[Task instructions] Where a line of the material contains the string "icon", copy that line.

Collected data entries

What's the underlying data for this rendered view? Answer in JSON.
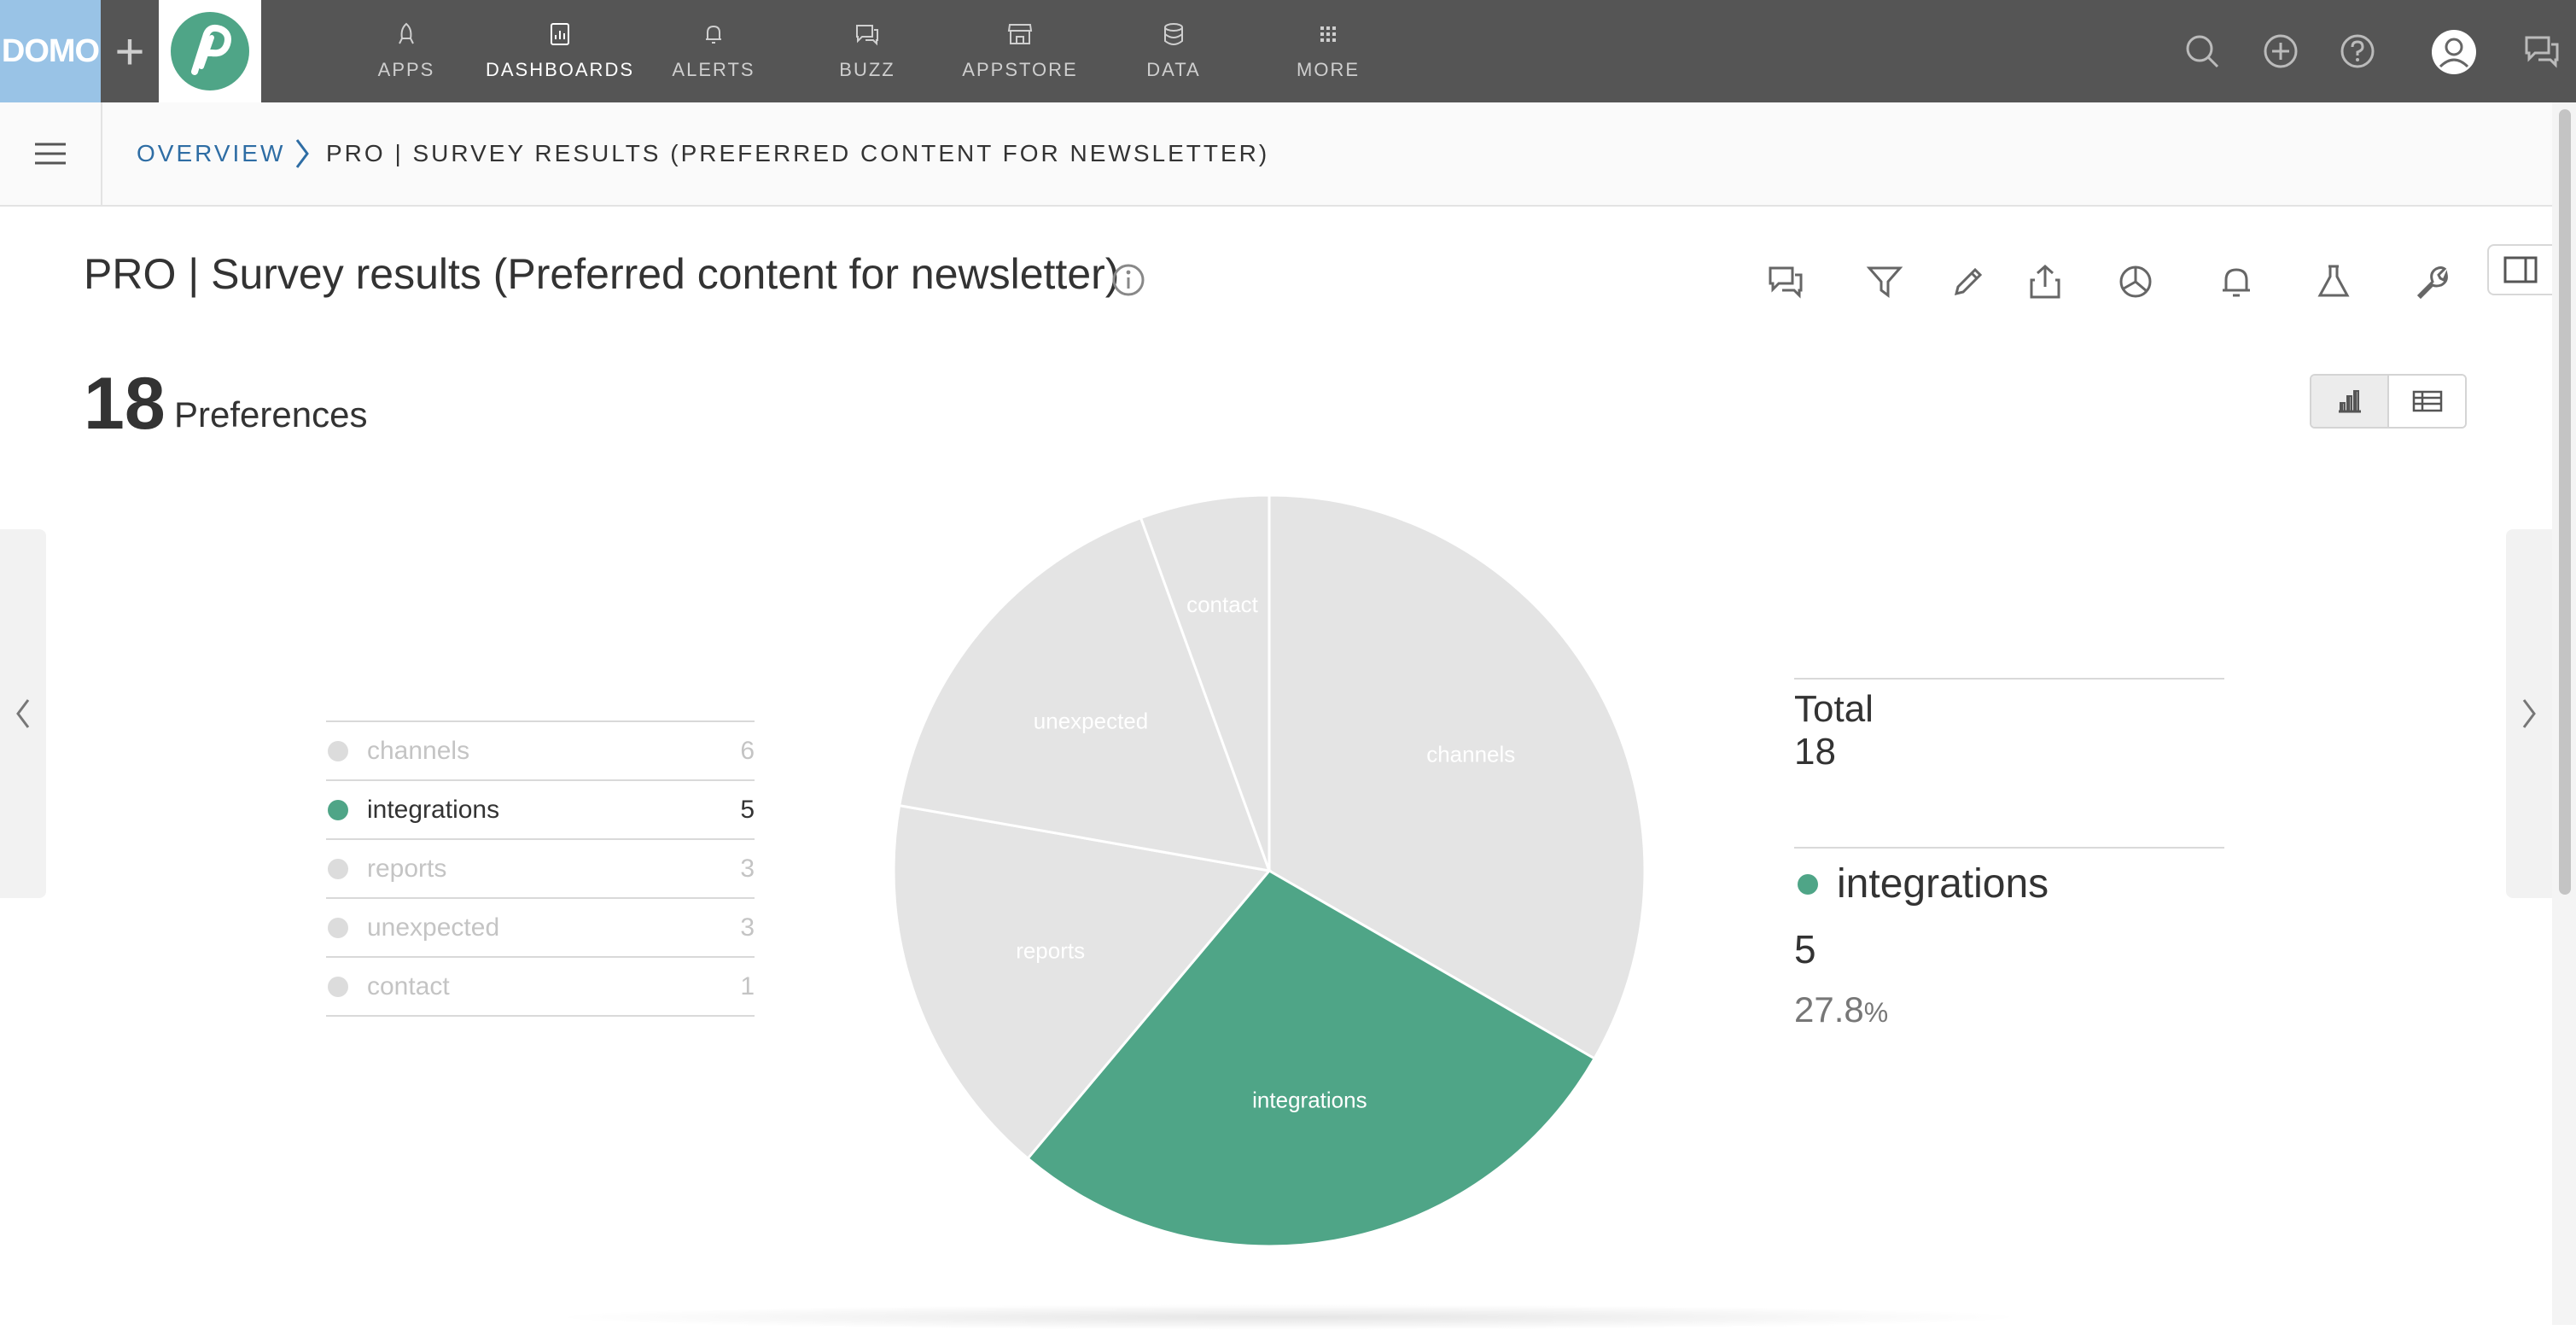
{
  "brand": {
    "domo_label": "DOMO",
    "plus": "+"
  },
  "nav": {
    "items": [
      {
        "label": "APPS",
        "icon": "rocket-icon"
      },
      {
        "label": "DASHBOARDS",
        "icon": "dashboard-icon",
        "active": true
      },
      {
        "label": "ALERTS",
        "icon": "bell-icon"
      },
      {
        "label": "BUZZ",
        "icon": "chat-icon"
      },
      {
        "label": "APPSTORE",
        "icon": "store-icon"
      },
      {
        "label": "DATA",
        "icon": "database-icon"
      },
      {
        "label": "MORE",
        "icon": "grid-icon"
      }
    ]
  },
  "breadcrumb": {
    "parent": "OVERVIEW",
    "current": "PRO | SURVEY RESULTS (PREFERRED CONTENT FOR NEWSLETTER)"
  },
  "card": {
    "title": "PRO | Survey results (Preferred content for newsletter)",
    "summary_number": "18",
    "summary_label": "Preferences"
  },
  "legend": [
    {
      "name": "channels",
      "value": "6"
    },
    {
      "name": "integrations",
      "value": "5",
      "active": true
    },
    {
      "name": "reports",
      "value": "3"
    },
    {
      "name": "unexpected",
      "value": "3"
    },
    {
      "name": "contact",
      "value": "1"
    }
  ],
  "detail": {
    "total_label": "Total",
    "total_value": "18",
    "selected_name": "integrations",
    "selected_value": "5",
    "selected_pct": "27.8",
    "pct_sign": "%"
  },
  "colors": {
    "accent": "#4fa587",
    "inactive_slice": "#e4e4e4",
    "topnav": "#555555"
  },
  "chart_data": {
    "type": "pie",
    "categories": [
      "channels",
      "integrations",
      "reports",
      "unexpected",
      "contact"
    ],
    "values": [
      6,
      5,
      3,
      3,
      1
    ],
    "highlighted": "integrations"
  }
}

[Answer in full]
        "icon": "rocket-icon"
        "icon": "dashboard-icon",
        "icon": "bell-icon"
        "icon": "chat-icon"
        "icon": "store-icon"
        "icon": "database-icon"
        "icon": "grid-icon"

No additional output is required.